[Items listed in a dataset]
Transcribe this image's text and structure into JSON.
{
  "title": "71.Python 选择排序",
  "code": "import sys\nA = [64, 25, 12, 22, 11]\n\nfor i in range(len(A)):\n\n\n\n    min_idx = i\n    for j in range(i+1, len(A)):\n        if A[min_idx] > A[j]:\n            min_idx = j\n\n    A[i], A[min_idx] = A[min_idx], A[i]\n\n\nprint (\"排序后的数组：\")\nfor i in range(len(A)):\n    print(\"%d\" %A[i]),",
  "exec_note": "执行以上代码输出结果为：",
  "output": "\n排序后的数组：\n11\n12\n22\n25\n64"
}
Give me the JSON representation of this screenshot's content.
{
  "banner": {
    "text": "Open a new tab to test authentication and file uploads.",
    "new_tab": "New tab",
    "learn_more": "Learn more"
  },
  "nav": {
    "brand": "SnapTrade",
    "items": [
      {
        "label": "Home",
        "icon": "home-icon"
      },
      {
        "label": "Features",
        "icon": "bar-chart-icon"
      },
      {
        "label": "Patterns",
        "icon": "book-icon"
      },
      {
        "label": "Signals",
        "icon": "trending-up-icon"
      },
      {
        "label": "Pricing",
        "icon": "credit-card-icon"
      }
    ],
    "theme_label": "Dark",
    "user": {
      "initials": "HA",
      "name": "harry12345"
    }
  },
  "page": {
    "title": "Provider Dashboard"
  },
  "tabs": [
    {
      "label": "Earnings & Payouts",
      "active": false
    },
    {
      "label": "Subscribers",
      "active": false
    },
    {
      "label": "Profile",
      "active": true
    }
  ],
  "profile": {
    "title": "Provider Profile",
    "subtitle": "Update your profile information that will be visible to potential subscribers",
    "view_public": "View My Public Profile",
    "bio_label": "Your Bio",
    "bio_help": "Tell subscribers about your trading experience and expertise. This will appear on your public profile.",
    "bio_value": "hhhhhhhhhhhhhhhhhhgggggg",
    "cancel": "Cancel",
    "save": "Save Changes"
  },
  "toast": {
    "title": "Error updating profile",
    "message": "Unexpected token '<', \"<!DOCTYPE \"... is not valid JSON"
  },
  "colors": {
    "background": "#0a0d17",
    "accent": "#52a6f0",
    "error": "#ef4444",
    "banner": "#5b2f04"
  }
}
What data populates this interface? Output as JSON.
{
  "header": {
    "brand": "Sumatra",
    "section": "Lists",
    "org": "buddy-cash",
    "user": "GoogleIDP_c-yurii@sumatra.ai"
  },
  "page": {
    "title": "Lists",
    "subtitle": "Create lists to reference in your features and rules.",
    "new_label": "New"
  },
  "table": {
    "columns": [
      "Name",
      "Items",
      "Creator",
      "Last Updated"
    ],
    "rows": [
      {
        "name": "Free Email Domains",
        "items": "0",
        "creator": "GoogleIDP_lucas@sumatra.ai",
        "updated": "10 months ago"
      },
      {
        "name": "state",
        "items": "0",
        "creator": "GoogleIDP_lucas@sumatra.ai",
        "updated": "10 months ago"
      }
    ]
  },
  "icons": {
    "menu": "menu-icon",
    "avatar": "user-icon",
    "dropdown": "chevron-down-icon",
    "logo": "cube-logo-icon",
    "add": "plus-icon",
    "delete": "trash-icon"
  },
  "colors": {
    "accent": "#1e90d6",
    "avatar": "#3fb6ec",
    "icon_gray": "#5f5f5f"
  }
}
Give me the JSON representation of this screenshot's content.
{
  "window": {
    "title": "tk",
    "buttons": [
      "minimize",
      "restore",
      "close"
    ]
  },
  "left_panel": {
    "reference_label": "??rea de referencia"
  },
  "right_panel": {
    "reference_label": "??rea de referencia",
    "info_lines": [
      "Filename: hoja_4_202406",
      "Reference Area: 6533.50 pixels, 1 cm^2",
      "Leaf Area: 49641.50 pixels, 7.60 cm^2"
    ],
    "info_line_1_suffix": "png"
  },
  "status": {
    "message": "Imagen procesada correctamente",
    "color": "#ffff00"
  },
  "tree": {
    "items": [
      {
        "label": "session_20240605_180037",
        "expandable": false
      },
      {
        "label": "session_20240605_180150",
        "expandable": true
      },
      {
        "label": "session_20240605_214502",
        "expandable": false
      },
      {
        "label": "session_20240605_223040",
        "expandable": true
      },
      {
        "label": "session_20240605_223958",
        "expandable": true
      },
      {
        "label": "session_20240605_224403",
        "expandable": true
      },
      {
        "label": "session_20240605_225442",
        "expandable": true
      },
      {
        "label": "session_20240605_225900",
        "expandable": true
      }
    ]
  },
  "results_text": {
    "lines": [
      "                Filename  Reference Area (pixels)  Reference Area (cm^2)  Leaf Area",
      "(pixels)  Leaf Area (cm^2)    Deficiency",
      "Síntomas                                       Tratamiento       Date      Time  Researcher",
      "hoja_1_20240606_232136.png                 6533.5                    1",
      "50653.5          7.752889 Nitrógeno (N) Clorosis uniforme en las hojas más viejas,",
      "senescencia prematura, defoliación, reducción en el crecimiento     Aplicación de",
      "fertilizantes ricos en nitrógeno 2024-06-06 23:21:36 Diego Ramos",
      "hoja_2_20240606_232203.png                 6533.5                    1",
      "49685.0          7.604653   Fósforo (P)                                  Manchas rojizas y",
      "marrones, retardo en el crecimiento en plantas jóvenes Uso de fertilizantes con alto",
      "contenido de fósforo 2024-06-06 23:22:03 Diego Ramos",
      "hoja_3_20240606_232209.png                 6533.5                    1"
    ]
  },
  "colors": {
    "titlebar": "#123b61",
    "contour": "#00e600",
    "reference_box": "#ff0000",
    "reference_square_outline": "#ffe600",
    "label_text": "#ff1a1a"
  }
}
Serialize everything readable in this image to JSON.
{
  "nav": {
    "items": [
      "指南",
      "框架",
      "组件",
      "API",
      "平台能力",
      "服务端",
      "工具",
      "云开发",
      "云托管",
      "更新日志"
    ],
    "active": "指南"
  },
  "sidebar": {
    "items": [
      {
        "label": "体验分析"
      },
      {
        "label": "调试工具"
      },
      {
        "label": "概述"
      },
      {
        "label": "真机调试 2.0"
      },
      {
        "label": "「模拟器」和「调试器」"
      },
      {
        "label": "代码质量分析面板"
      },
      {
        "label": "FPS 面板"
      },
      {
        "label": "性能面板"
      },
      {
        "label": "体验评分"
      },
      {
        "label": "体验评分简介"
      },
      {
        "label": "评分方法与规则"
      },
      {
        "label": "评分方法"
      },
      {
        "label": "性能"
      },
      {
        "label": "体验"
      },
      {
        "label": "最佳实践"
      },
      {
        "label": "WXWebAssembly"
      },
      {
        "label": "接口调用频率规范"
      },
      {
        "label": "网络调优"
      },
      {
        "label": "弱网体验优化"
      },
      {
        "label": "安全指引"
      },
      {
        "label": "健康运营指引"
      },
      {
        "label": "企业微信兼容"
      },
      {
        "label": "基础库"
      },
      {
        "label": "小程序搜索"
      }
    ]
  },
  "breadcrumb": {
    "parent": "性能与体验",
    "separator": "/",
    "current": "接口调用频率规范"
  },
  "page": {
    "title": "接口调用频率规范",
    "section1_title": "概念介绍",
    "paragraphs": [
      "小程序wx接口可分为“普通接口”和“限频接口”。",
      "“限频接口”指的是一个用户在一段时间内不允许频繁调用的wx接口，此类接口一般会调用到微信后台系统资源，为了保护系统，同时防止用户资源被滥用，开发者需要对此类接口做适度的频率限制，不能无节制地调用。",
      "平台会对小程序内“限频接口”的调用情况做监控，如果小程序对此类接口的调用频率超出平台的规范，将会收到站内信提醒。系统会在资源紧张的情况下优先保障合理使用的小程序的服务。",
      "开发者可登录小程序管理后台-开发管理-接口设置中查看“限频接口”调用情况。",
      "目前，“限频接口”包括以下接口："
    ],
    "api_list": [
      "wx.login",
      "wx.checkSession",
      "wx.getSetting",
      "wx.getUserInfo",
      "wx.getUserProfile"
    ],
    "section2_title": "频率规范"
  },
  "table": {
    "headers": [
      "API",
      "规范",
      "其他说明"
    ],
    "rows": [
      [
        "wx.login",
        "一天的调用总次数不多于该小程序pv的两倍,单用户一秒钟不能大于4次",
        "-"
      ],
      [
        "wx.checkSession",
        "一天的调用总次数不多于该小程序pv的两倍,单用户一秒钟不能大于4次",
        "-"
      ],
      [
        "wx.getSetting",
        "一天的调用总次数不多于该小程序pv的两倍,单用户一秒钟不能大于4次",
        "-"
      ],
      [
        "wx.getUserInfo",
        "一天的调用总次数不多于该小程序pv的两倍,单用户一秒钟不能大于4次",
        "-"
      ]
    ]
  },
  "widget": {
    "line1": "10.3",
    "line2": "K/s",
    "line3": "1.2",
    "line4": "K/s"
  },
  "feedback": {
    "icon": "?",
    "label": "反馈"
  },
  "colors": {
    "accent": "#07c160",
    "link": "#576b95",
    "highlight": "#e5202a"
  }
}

● Given problem
Review the material and copy each line in which the word "Area" appears.

● Solution to this exercise
      "Reference Area: 6533.50 pixels, 1 cm^2",
      "Leaf Area: 49641.50 pixels, 7.60 cm^2"
      "                Filename  Reference Area (pixels)  Reference Area (cm^2)  Leaf Area",
      "(pixels)  Leaf Area (cm^2)    Deficiency",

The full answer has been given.